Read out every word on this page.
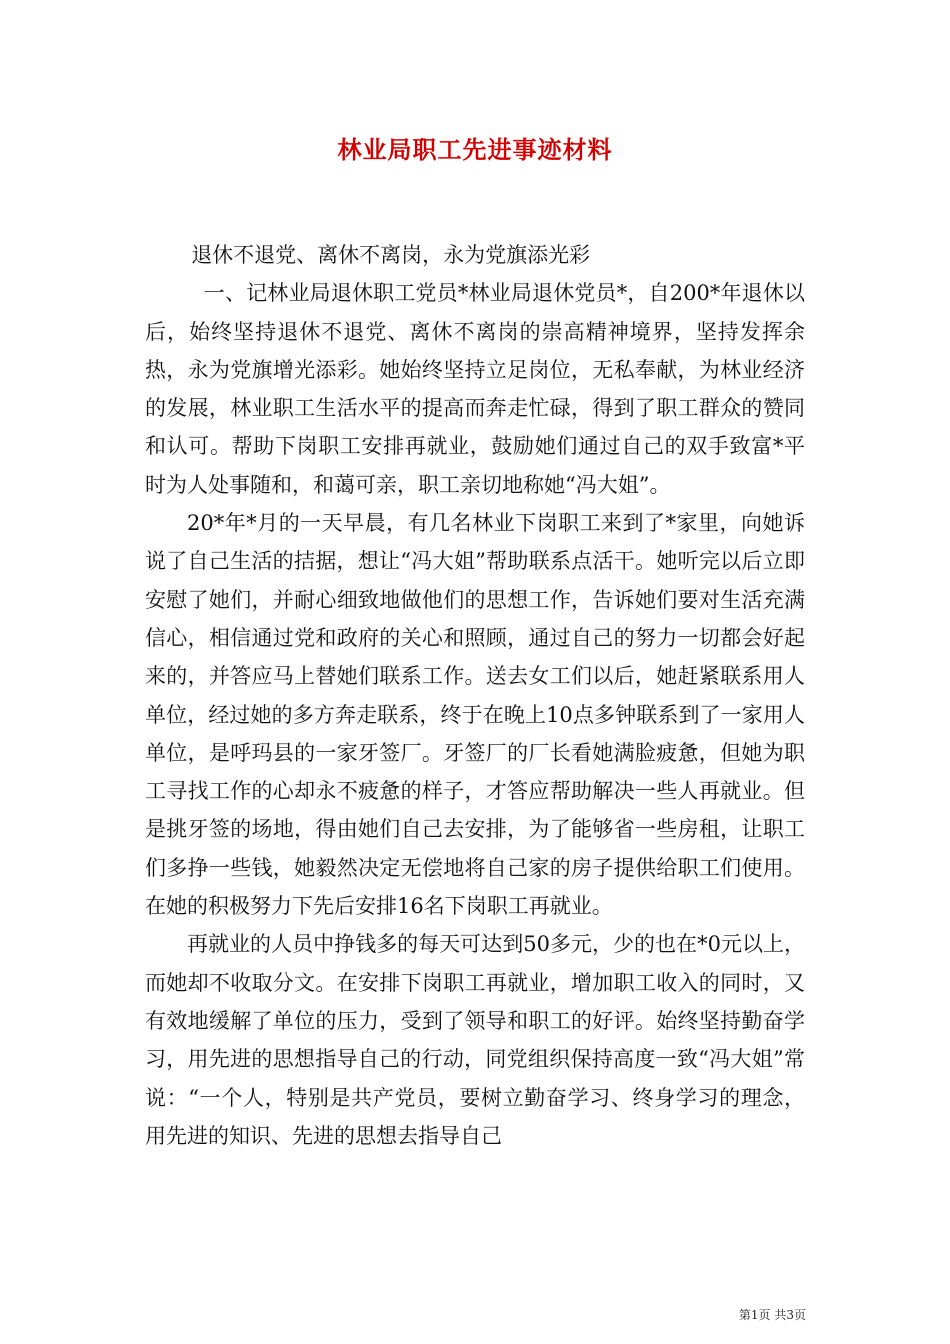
林业局职工先进事迹材料

退休不退党、离休不离岗，永为党旗添光彩

一、记林业局退休职工党员*林业局退休党员*，自200*年退休以后，始终坚持退休不退党、离休不离岗的崇高精神境界，坚持发挥余热，永为党旗增光添彩。她始终坚持立足岗位，无私奉献，为林业经济的发展，林业职工生活水平的提高而奔走忙碌，得到了职工群众的赞同和认可。帮助下岗职工安排再就业，鼓励她们通过自己的双手致富*平时为人处事随和，和蔼可亲，职工亲切地称她“冯大姐”。

20*年*月的一天早晨，有几名林业下岗职工来到了*家里，向她诉说了自己生活的拮据，想让“冯大姐”帮助联系点活干。她听完以后立即安慰了她们，并耐心细致地做他们的思想工作，告诉她们要对生活充满信心，相信通过党和政府的关心和照顾，通过自己的努力一切都会好起来的，并答应马上替她们联系工作。送去女工们以后，她赶紧联系用人单位，经过她的多方奔走联系，终于在晚上10点多钟联系到了一家用人单位，是呼玛县的一家牙签厂。牙签厂的厂长看她满脸疲惫，但她为职工寻找工作的心却永不疲惫的样子，才答应帮助解决一些人再就业。但是挑牙签的场地，得由她们自己去安排，为了能够省一些房租，让职工们多挣一些钱，她毅然决定无偿地将自己家的房子提供给职工们使用。在她的积极努力下先后安排16名下岗职工再就业。

再就业的人员中挣钱多的每天可达到50多元，少的也在*0元以上，而她却不收取分文。在安排下岗职工再就业，增加职工收入的同时，又有效地缓解了单位的压力，受到了领导和职工的好评。始终坚持勤奋学习，用先进的思想指导自己的行动，同党组织保持高度一致“冯大姐”常说：“一个人，特别是共产党员，要树立勤奋学习、终身学习的理念，用先进的知识、先进的思想去指导自己

第1页 共3页
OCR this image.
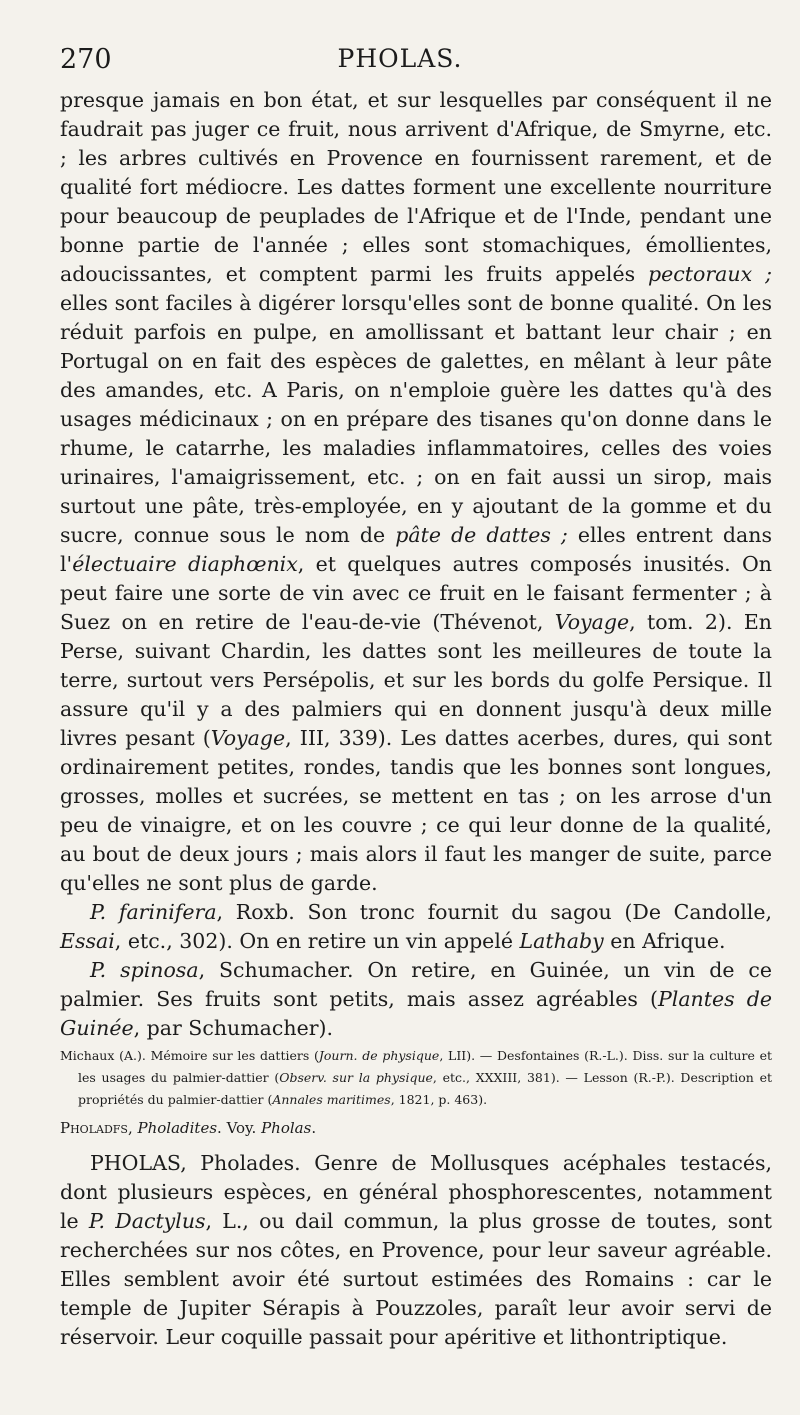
270	PHOLAS.

presque jamais en bon état, et sur lesquelles par conséquent il ne faudrait pas juger ce fruit, nous arrivent d'Afrique, de Smyrne, etc. ; les arbres cultivés en Provence en fournissent rarement, et de qualité fort médiocre. Les dattes forment une excellente nourriture pour beaucoup de peuplades de l'Afrique et de l'Inde, pendant une bonne partie de l'année ; elles sont stomachiques, émollientes, adoucissantes, et comptent parmi les fruits appelés pectoraux ; elles sont faciles à digérer lorsqu'elles sont de bonne qualité. On les réduit parfois en pulpe, en amollissant et battant leur chair ; en Portugal on en fait des espèces de galettes, en mêlant à leur pâte des amandes, etc. A Paris, on n'emploie guère les dattes qu'à des usages médicinaux ; on en prépare des tisanes qu'on donne dans le rhume, le catarrhe, les maladies inflammatoires, celles des voies urinaires, l'amaigrissement, etc. ; on en fait aussi un sirop, mais surtout une pâte, très-employée, en y ajoutant de la gomme et du sucre, connue sous le nom de pâte de dattes ; elles entrent dans l'électuaire diaphœnix, et quelques autres composés inusités. On peut faire une sorte de vin avec ce fruit en le faisant fermenter ; à Suez on en retire de l'eau-de-vie (Thévenot, Voyage, tom. 2). En Perse, suivant Chardin, les dattes sont les meilleures de toute la terre, surtout vers Persépolis, et sur les bords du golfe Persique. Il assure qu'il y a des palmiers qui en donnent jusqu'à deux mille livres pesant (Voyage, III, 339). Les dattes acerbes, dures, qui sont ordinairement petites, rondes, tandis que les bonnes sont longues, grosses, molles et sucrées, se mettent en tas ; on les arrose d'un peu de vinaigre, et on les couvre ; ce qui leur donne de la qualité, au bout de deux jours ; mais alors il faut les manger de suite, parce qu'elles ne sont plus de garde.

P. farinifera, Roxb. Son tronc fournit du sagou (De Candolle, Essai, etc., 302). On en retire un vin appelé Lathaby en Afrique.

P. spinosa, Schumacher. On retire, en Guinée, un vin de ce palmier. Ses fruits sont petits, mais assez agréables (Plantes de Guinée, par Schumacher).

Michaux (A.). Mémoire sur les dattiers (Journ. de physique, LII). — Desfontaines (R.-L.). Diss. sur la culture et les usages du palmier-dattier (Observ. sur la physique, etc., XXXIII, 381). — Lesson (R.-P.). Description et propriétés du palmier-dattier (Annales maritimes, 1821, p. 463).

Pholadfs, Pholadites. Voy. Pholas.

PHOLAS, Pholades. Genre de Mollusques acéphales testacés, dont plusieurs espèces, en général phosphorescentes, notamment le P. Dactylus, L., ou dail commun, la plus grosse de toutes, sont recherchées sur nos côtes, en Provence, pour leur saveur agréable. Elles semblent avoir été surtout estimées des Romains : car le temple de Jupiter Sérapis à Pouzzoles, paraît leur avoir servi de réservoir. Leur coquille passait pour apéritive et lithontriptique.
______________________________
Problem requirements:
Write out the records above exactly as they appear, leaving out any pictures.

Correct output:
Read out every word on this page.
林业局职工先进事迹材料

退休不退党、离休不离岗，永为党旗添光彩

一、记林业局退休职工党员*林业局退休党员*，自200*年退休以后，始终坚持退休不退党、离休不离岗的崇高精神境界，坚持发挥余热，永为党旗增光添彩。她始终坚持立足岗位，无私奉献，为林业经济的发展，林业职工生活水平的提高而奔走忙碌，得到了职工群众的赞同和认可。帮助下岗职工安排再就业，鼓励她们通过自己的双手致富*平时为人处事随和，和蔼可亲，职工亲切地称她“冯大姐”。

20*年*月的一天早晨，有几名林业下岗职工来到了*家里，向她诉说了自己生活的拮据，想让“冯大姐”帮助联系点活干。她听完以后立即安慰了她们，并耐心细致地做他们的思想工作，告诉她们要对生活充满信心，相信通过党和政府的关心和照顾，通过自己的努力一切都会好起来的，并答应马上替她们联系工作。送去女工们以后，她赶紧联系用人单位，经过她的多方奔走联系，终于在晚上10点多钟联系到了一家用人单位，是呼玛县的一家牙签厂。牙签厂的厂长看她满脸疲惫，但她为职工寻找工作的心却永不疲惫的样子，才答应帮助解决一些人再就业。但是挑牙签的场地，得由她们自己去安排，为了能够省一些房租，让职工们多挣一些钱，她毅然决定无偿地将自己家的房子提供给职工们使用。在她的积极努力下先后安排16名下岗职工再就业。

再就业的人员中挣钱多的每天可达到50多元，少的也在*0元以上，而她却不收取分文。在安排下岗职工再就业，增加职工收入的同时，又有效地缓解了单位的压力，受到了领导和职工的好评。始终坚持勤奋学习，用先进的思想指导自己的行动，同党组织保持高度一致“冯大姐”常说：“一个人，特别是共产党员，要树立勤奋学习、终身学习的理念，用先进的知识、先进的思想去指导自己

第1页 共3页
OCR this image.
270	PHOLAS.

presque jamais en bon état, et sur lesquelles par conséquent il ne faudrait pas juger ce fruit, nous arrivent d'Afrique, de Smyrne, etc. ; les arbres cultivés en Provence en fournissent rarement, et de qualité fort médiocre. Les dattes forment une excellente nourriture pour beaucoup de peuplades de l'Afrique et de l'Inde, pendant une bonne partie de l'année ; elles sont stomachiques, émollientes, adoucissantes, et comptent parmi les fruits appelés pectoraux ; elles sont faciles à digérer lorsqu'elles sont de bonne qualité. On les réduit parfois en pulpe, en amollissant et battant leur chair ; en Portugal on en fait des espèces de galettes, en mêlant à leur pâte des amandes, etc. A Paris, on n'emploie guère les dattes qu'à des usages médicinaux ; on en prépare des tisanes qu'on donne dans le rhume, le catarrhe, les maladies inflammatoires, celles des voies urinaires, l'amaigrissement, etc. ; on en fait aussi un sirop, mais surtout une pâte, très-employée, en y ajoutant de la gomme et du sucre, connue sous le nom de pâte de dattes ; elles entrent dans l'électuaire diaphœnix, et quelques autres composés inusités. On peut faire une sorte de vin avec ce fruit en le faisant fermenter ; à Suez on en retire de l'eau-de-vie (Thévenot, Voyage, tom. 2). En Perse, suivant Chardin, les dattes sont les meilleures de toute la terre, surtout vers Persépolis, et sur les bords du golfe Persique. Il assure qu'il y a des palmiers qui en donnent jusqu'à deux mille livres pesant (Voyage, III, 339). Les dattes acerbes, dures, qui sont ordinairement petites, rondes, tandis que les bonnes sont longues, grosses, molles et sucrées, se mettent en tas ; on les arrose d'un peu de vinaigre, et on les couvre ; ce qui leur donne de la qualité, au bout de deux jours ; mais alors il faut les manger de suite, parce qu'elles ne sont plus de garde.

P. farinifera, Roxb. Son tronc fournit du sagou (De Candolle, Essai, etc., 302). On en retire un vin appelé Lathaby en Afrique.

P. spinosa, Schumacher. On retire, en Guinée, un vin de ce palmier. Ses fruits sont petits, mais assez agréables (Plantes de Guinée, par Schumacher).

Michaux (A.). Mémoire sur les dattiers (Journ. de physique, LII). — Desfontaines (R.-L.). Diss. sur la culture et les usages du palmier-dattier (Observ. sur la physique, etc., XXXIII, 381). — Lesson (R.-P.). Description et propriétés du palmier-dattier (Annales maritimes, 1821, p. 463).

Pholadfs, Pholadites. Voy. Pholas.

PHOLAS, Pholades. Genre de Mollusques acéphales testacés, dont plusieurs espèces, en général phosphorescentes, notamment le P. Dactylus, L., ou dail commun, la plus grosse de toutes, sont recherchées sur nos côtes, en Provence, pour leur saveur agréable. Elles semblent avoir été surtout estimées des Romains : car le temple de Jupiter Sérapis à Pouzzoles, paraît leur avoir servi de réservoir. Leur coquille passait pour apéritive et lithontriptique.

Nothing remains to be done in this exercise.